- [Job] Transcribe the listing in full, excluding any pictures.

- [Recorded data]
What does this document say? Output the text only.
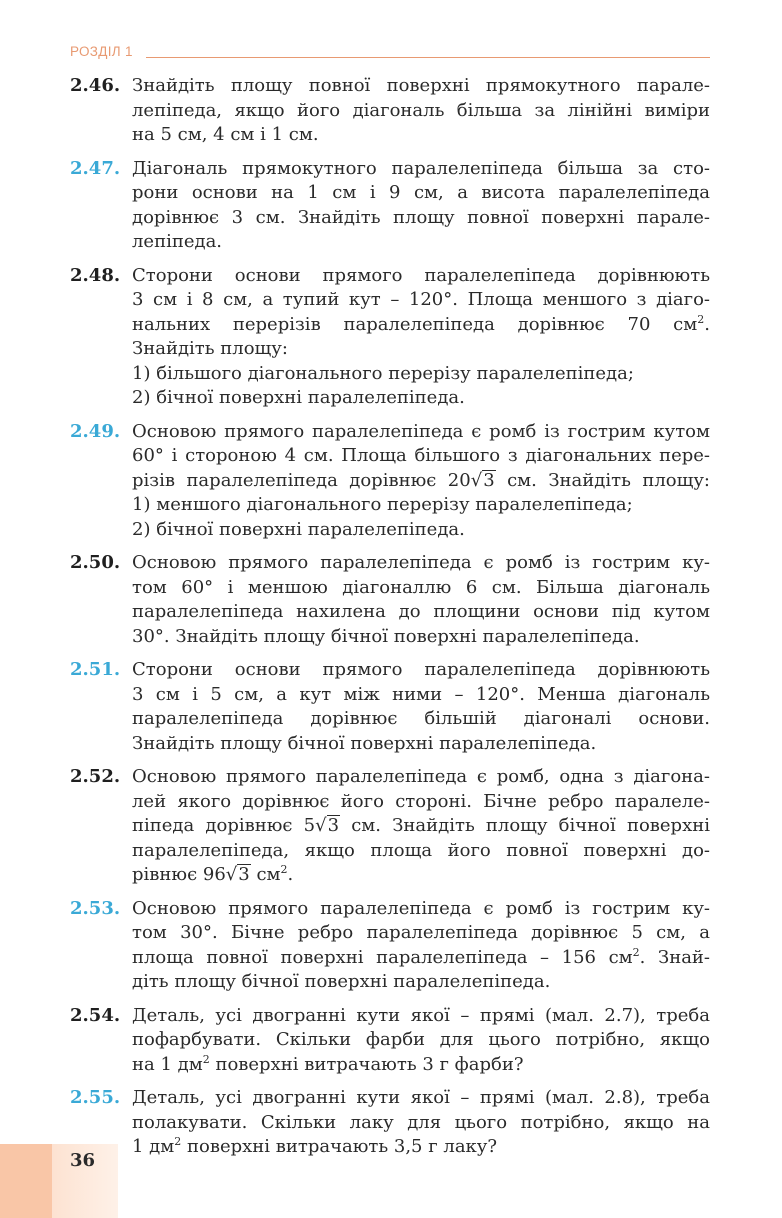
РОЗДІЛ 1
2.46. Знайдіть площу повної поверхні прямокутного парале-
лепіпеда, якщо його діагональ більша за лінійні виміри
на 5 см, 4 см і 1 см.
2.47. Діагональ прямокутного паралелепіпеда більша за сто-
рони основи на 1 см і 9 см, а висота паралелепіпеда
дорівнює 3 см. Знайдіть площу повної поверхні парале-
лепіпеда.
2.48. Сторони основи прямого паралелепіпеда дорівнюють
3 см і 8 см, а тупий кут – 120°. Площа меншого з діаго-
нальних перерізів паралелепіпеда дорівнює 70 $см^2$.
Знайдіть площу:
1) більшого діагонального перерізу паралелепіпеда;
2) бічної поверхні паралелепіпеда.
2.49. Основою прямого паралелепіпеда є ромб із гострим кутом
60° і стороною 4 см. Площа більшого з діагональних пере-
різів паралелепіпеда дорівнює 20√3 см. Знайдіть площу:
1) меншого діагонального перерізу паралелепіпеда;
2) бічної поверхні паралелепіпеда.
2.50. Основою прямого паралелепіпеда є ромб із гострим ку-
том 60° і меншою діагоналлю 6 см. Більша діагональ
паралелепіпеда нахилена до площини основи під кутом
30°. Знайдіть площу бічної поверхні паралелепіпеда.
2.51. Сторони основи прямого паралелепіпеда дорівнюють
3 см і 5 см, а кут між ними – 120°. Менша діагональ
паралелепіпеда дорівнює більшій діагоналі основи.
Знайдіть площу бічної поверхні паралелепіпеда.
2.52. Основою прямого паралелепіпеда є ромб, одна з діагона-
лей якого дорівнює його стороні. Бічне ребро паралеле-
піпеда дорівнює 5√3 см. Знайдіть площу бічної поверхні
паралелепіпеда, якщо площа його повної поверхні до-
рівнює 96√3 $см^2$.
2.53. Основою прямого паралелепіпеда є ромб із гострим ку-
том 30°. Бічне ребро паралелепіпеда дорівнює 5 см, а
площа повної поверхні паралелепіпеда – 156 $см^2$. Знай-
діть площу бічної поверхні паралелепіпеда.
2.54. Деталь, усі двогранні кути якої – прямі (мал. 2.7), треба
пофарбувати. Скільки фарби для цього потрібно, якщо
на 1 $дм^2$ поверхні витрачають 3 г фарби?
2.55. Деталь, усі двогранні кути якої – прямі (мал. 2.8), треба
полакувати. Скільки лаку для цього потрібно, якщо на
1 $дм^2$ поверхні витрачають 3,5 г лаку?
36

- [Expected answer]
What does this document say? Output the text only.
РОЗДІЛ 1
2.46. Знайдіть площу повної поверхні прямокутного парале-
лепіпеда, якщо його діагональ більша за лінійні виміри
на 5 см, 4 см і 1 см.
2.47. Діагональ прямокутного паралелепіпеда більша за сто-
рони основи на 1 см і 9 см, а висота паралелепіпеда
дорівнює 3 см. Знайдіть площу повної поверхні парале-
лепіпеда.
2.48. Сторони основи прямого паралелепіпеда дорівнюють
3 см і 8 см, а тупий кут – 120°. Площа меншого з діаго-
нальних перерізів паралелепіпеда дорівнює 70 $см^2$.
Знайдіть площу:
1) більшого діагонального перерізу паралелепіпеда;
2) бічної поверхні паралелепіпеда.
2.49. Основою прямого паралелепіпеда є ромб із гострим кутом
60° і стороною 4 см. Площа більшого з діагональних пере-
різів паралелепіпеда дорівнює 20√3 см. Знайдіть площу:
1) меншого діагонального перерізу паралелепіпеда;
2) бічної поверхні паралелепіпеда.
2.50. Основою прямого паралелепіпеда є ромб із гострим ку-
том 60° і меншою діагоналлю 6 см. Більша діагональ
паралелепіпеда нахилена до площини основи під кутом
30°. Знайдіть площу бічної поверхні паралелепіпеда.
2.51. Сторони основи прямого паралелепіпеда дорівнюють
3 см і 5 см, а кут між ними – 120°. Менша діагональ
паралелепіпеда дорівнює більшій діагоналі основи.
Знайдіть площу бічної поверхні паралелепіпеда.
2.52. Основою прямого паралелепіпеда є ромб, одна з діагона-
лей якого дорівнює його стороні. Бічне ребро паралеле-
піпеда дорівнює 5√3 см. Знайдіть площу бічної поверхні
паралелепіпеда, якщо площа його повної поверхні до-
рівнює 96√3 $см^2$.
2.53. Основою прямого паралелепіпеда є ромб із гострим ку-
том 30°. Бічне ребро паралелепіпеда дорівнює 5 см, а
площа повної поверхні паралелепіпеда – 156 $см^2$. Знай-
діть площу бічної поверхні паралелепіпеда.
2.54. Деталь, усі двогранні кути якої – прямі (мал. 2.7), треба
пофарбувати. Скільки фарби для цього потрібно, якщо
на 1 $дм^2$ поверхні витрачають 3 г фарби?
2.55. Деталь, усі двогранні кути якої – прямі (мал. 2.8), треба
полакувати. Скільки лаку для цього потрібно, якщо на
1 $дм^2$ поверхні витрачають 3,5 г лаку?
36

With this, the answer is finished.